Narrow the data below down to the lines containing "plus".

Saved data entries
+===+
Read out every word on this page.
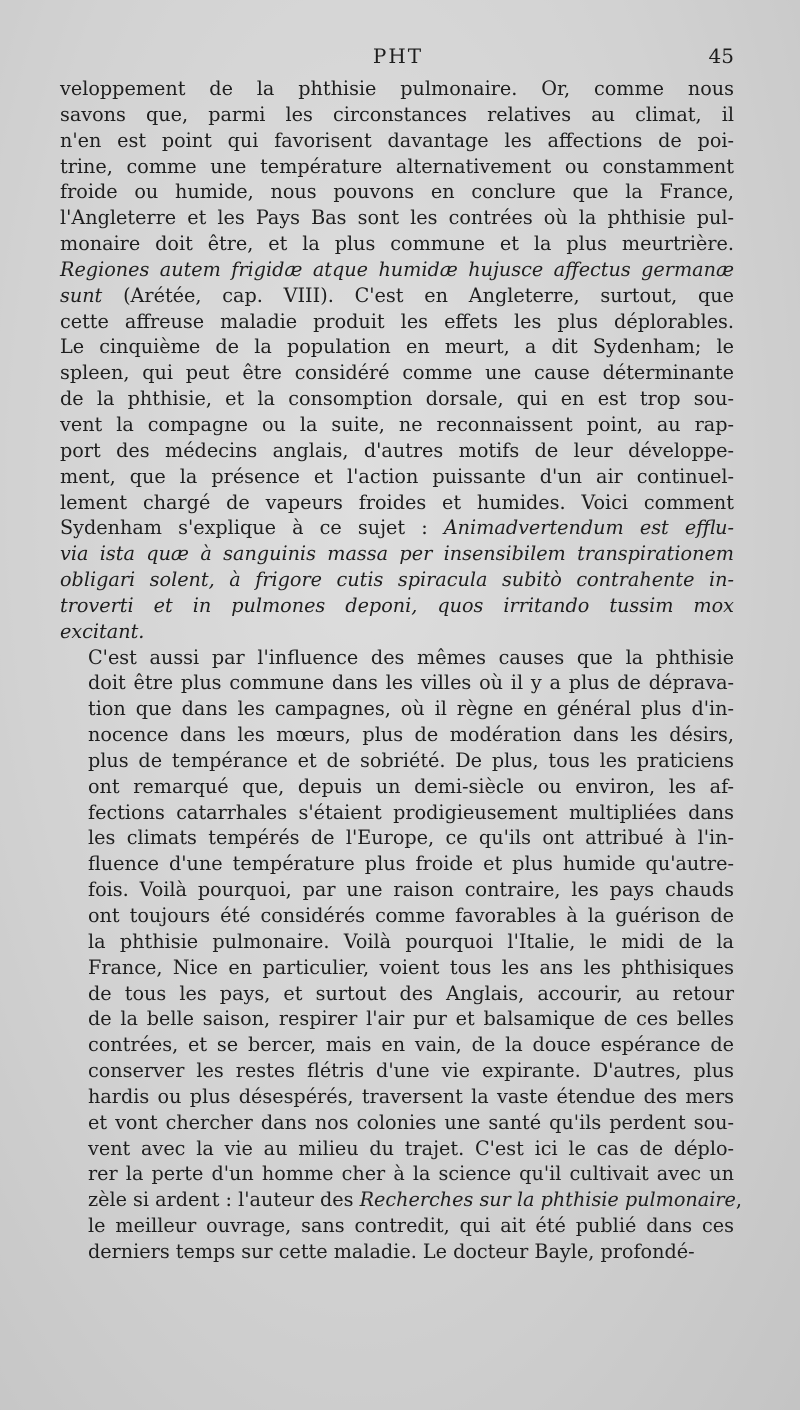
PHT	45
veloppement de la phthisie pulmonaire. Or, comme nous
savons que, parmi les circonstances relatives au climat, il
n'en est point qui favorisent davantage les affections de poi-
trine, comme une température alternativement ou constamment
froide ou humide, nous pouvons en conclure que la France,
l'Angleterre et les Pays Bas sont les contrées où la phthisie pul-
monaire doit être, et la plus commune et la plus meurtrière.
Regiones autem frigidæ atque humidæ hujusce affectus germanæ
sunt (Arétée, cap. VIII). C'est en Angleterre, surtout, que
cette affreuse maladie produit les effets les plus déplorables.
Le cinquième de la population en meurt, a dit Sydenham; le
spleen, qui peut être considéré comme une cause déterminante
de la phthisie, et la consomption dorsale, qui en est trop sou-
vent la compagne ou la suite, ne reconnaissent point, au rap-
port des médecins anglais, d'autres motifs de leur développe-
ment, que la présence et l'action puissante d'un air continuel-
lement chargé de vapeurs froides et humides. Voici comment
Sydenham s'explique à ce sujet : Animadvertendum est efflu-
via ista quæ à sanguinis massa per insensibilem transpirationem
obligari solent, à frigore cutis spiracula subitò contrahente in-
troverti et in pulmones deponi, quos irritando tussim mox
excitant.
C'est aussi par l'influence des mêmes causes que la phthisie
doit être plus commune dans les villes où il y a plus de déprava-
tion que dans les campagnes, où il règne en général plus d'in-
nocence dans les mœurs, plus de modération dans les désirs,
plus de tempérance et de sobriété. De plus, tous les praticiens
ont remarqué que, depuis un demi-siècle ou environ, les af-
fections catarrhales s'étaient prodigieusement multipliées dans
les climats tempérés de l'Europe, ce qu'ils ont attribué à l'in-
fluence d'une température plus froide et plus humide qu'autre-
fois. Voilà pourquoi, par une raison contraire, les pays chauds
ont toujours été considérés comme favorables à la guérison de
la phthisie pulmonaire. Voilà pourquoi l'Italie, le midi de la
France, Nice en particulier, voient tous les ans les phthisiques
de tous les pays, et surtout des Anglais, accourir, au retour
de la belle saison, respirer l'air pur et balsamique de ces belles
contrées, et se bercer, mais en vain, de la douce espérance de
conserver les restes flétris d'une vie expirante. D'autres, plus
hardis ou plus désespérés, traversent la vaste étendue des mers
et vont chercher dans nos colonies une santé qu'ils perdent sou-
vent avec la vie au milieu du trajet. C'est ici le cas de déplo-
rer la perte d'un homme cher à la science qu'il cultivait avec un
zèle si ardent : l'auteur des Recherches sur la phthisie pulmonaire,
le meilleur ouvrage, sans contredit, qui ait été publié dans ces
derniers temps sur cette maladie. Le docteur Bayle, profondé-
+===+
• **WRITTEN SOLUTION**:
monaire doit être, et la plus commune et la plus meurtrière.
cette affreuse maladie produit les effets les plus déplorables.
doit être plus commune dans les villes où il y a plus de déprava-
tion que dans les campagnes, où il règne en général plus d'in-
nocence dans les mœurs, plus de modération dans les désirs,
plus de tempérance et de sobriété. De plus, tous les praticiens
fluence d'une température plus froide et plus humide qu'autre-
conserver les restes flétris d'une vie expirante. D'autres, plus
hardis ou plus désespérés, traversent la vaste étendue des mers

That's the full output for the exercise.